DATA FOR THE TASK start
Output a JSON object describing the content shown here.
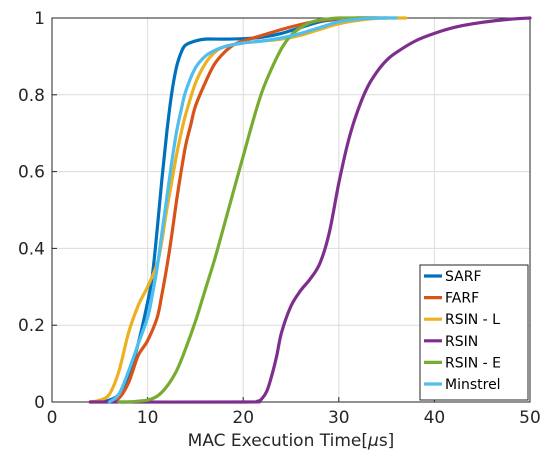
{
  "chart_data": {
    "type": "line",
    "title": "",
    "xlabel_main": "MAC Execution Time[",
    "xlabel_mu": "μ",
    "xlabel_end": "s]",
    "ylabel": "",
    "xlim": [
      0,
      50
    ],
    "ylim": [
      0,
      1
    ],
    "xticks": [
      0,
      10,
      20,
      30,
      40,
      50
    ],
    "yticks": [
      0,
      0.2,
      0.4,
      0.6,
      0.8,
      1
    ],
    "xtick_labels": [
      "0",
      "10",
      "20",
      "30",
      "40",
      "50"
    ],
    "ytick_labels": [
      "0",
      "0.2",
      "0.4",
      "0.6",
      "0.8",
      "1"
    ],
    "grid": true,
    "legend_position": "bottom-right",
    "series": [
      {
        "name": "SARF",
        "color": "#0072BD",
        "x": [
          5,
          6,
          7,
          8,
          9,
          10,
          10.5,
          11,
          11.5,
          12,
          12.5,
          13,
          13.5,
          14,
          15,
          16,
          18,
          20,
          22,
          24,
          26,
          28,
          30,
          32,
          34,
          35
        ],
        "y": [
          0,
          0.005,
          0.02,
          0.07,
          0.15,
          0.26,
          0.33,
          0.45,
          0.58,
          0.7,
          0.8,
          0.87,
          0.91,
          0.93,
          0.94,
          0.945,
          0.945,
          0.946,
          0.95,
          0.96,
          0.975,
          0.99,
          0.997,
          1,
          1,
          1
        ]
      },
      {
        "name": "FARF",
        "color": "#D95319",
        "x": [
          6,
          7,
          8,
          9,
          10,
          11,
          11.5,
          12,
          12.5,
          13,
          13.5,
          14,
          14.5,
          15,
          16,
          17,
          18,
          19,
          20,
          22,
          24,
          26,
          28,
          30,
          32,
          34
        ],
        "y": [
          0,
          0.01,
          0.05,
          0.12,
          0.16,
          0.22,
          0.28,
          0.35,
          0.43,
          0.52,
          0.6,
          0.67,
          0.72,
          0.77,
          0.83,
          0.88,
          0.91,
          0.93,
          0.94,
          0.955,
          0.97,
          0.983,
          0.993,
          0.998,
          1,
          1
        ]
      },
      {
        "name": "RSIN - L",
        "color": "#EDB120",
        "x": [
          4,
          5,
          6,
          7,
          8,
          9,
          10,
          11,
          11.5,
          12,
          12.5,
          13,
          13.5,
          14,
          15,
          16,
          17,
          18,
          20,
          22,
          24,
          26,
          28,
          30,
          33,
          35,
          37
        ],
        "y": [
          0,
          0.005,
          0.02,
          0.08,
          0.18,
          0.25,
          0.3,
          0.36,
          0.42,
          0.5,
          0.57,
          0.64,
          0.7,
          0.75,
          0.83,
          0.88,
          0.91,
          0.925,
          0.935,
          0.94,
          0.945,
          0.955,
          0.97,
          0.985,
          0.997,
          1,
          1
        ]
      },
      {
        "name": "RSIN",
        "color": "#7E2F8E",
        "x": [
          4,
          20,
          21.5,
          22,
          22.5,
          23,
          23.5,
          24,
          25,
          26,
          27,
          28,
          29,
          30,
          31,
          32,
          33,
          34,
          35,
          36,
          38,
          40,
          42,
          44,
          46,
          48,
          50
        ],
        "y": [
          0,
          0,
          0.002,
          0.01,
          0.03,
          0.07,
          0.12,
          0.18,
          0.25,
          0.29,
          0.32,
          0.36,
          0.44,
          0.57,
          0.68,
          0.76,
          0.82,
          0.86,
          0.89,
          0.91,
          0.94,
          0.96,
          0.975,
          0.985,
          0.992,
          0.997,
          1
        ]
      },
      {
        "name": "RSIN - E",
        "color": "#77AC30",
        "x": [
          7,
          8,
          9,
          10,
          11,
          12,
          13,
          14,
          15,
          16,
          17,
          18,
          19,
          20,
          21,
          22,
          23,
          24,
          25,
          26,
          27,
          28,
          29,
          30,
          32,
          34
        ],
        "y": [
          0,
          0,
          0.002,
          0.005,
          0.015,
          0.04,
          0.08,
          0.14,
          0.21,
          0.29,
          0.37,
          0.46,
          0.55,
          0.64,
          0.73,
          0.81,
          0.87,
          0.92,
          0.955,
          0.975,
          0.988,
          0.995,
          0.998,
          1,
          1,
          1
        ]
      },
      {
        "name": "Minstrel",
        "color": "#4DBEEE",
        "x": [
          6,
          7,
          8,
          9,
          10,
          10.5,
          11,
          11.5,
          12,
          12.5,
          13,
          13.5,
          14,
          15,
          16,
          17,
          18,
          20,
          22,
          24,
          26,
          28,
          30,
          32,
          34,
          36
        ],
        "y": [
          0,
          0.02,
          0.08,
          0.15,
          0.22,
          0.28,
          0.35,
          0.44,
          0.53,
          0.62,
          0.7,
          0.76,
          0.81,
          0.87,
          0.9,
          0.915,
          0.925,
          0.935,
          0.94,
          0.948,
          0.96,
          0.975,
          0.99,
          0.997,
          1,
          1
        ]
      }
    ]
  }
}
DATA FOR THE TASK end
TASK PROMPT |
The records are above. How many lines in them contain the word "color"? Give the number alone.

CORRECT OUTPUT |
6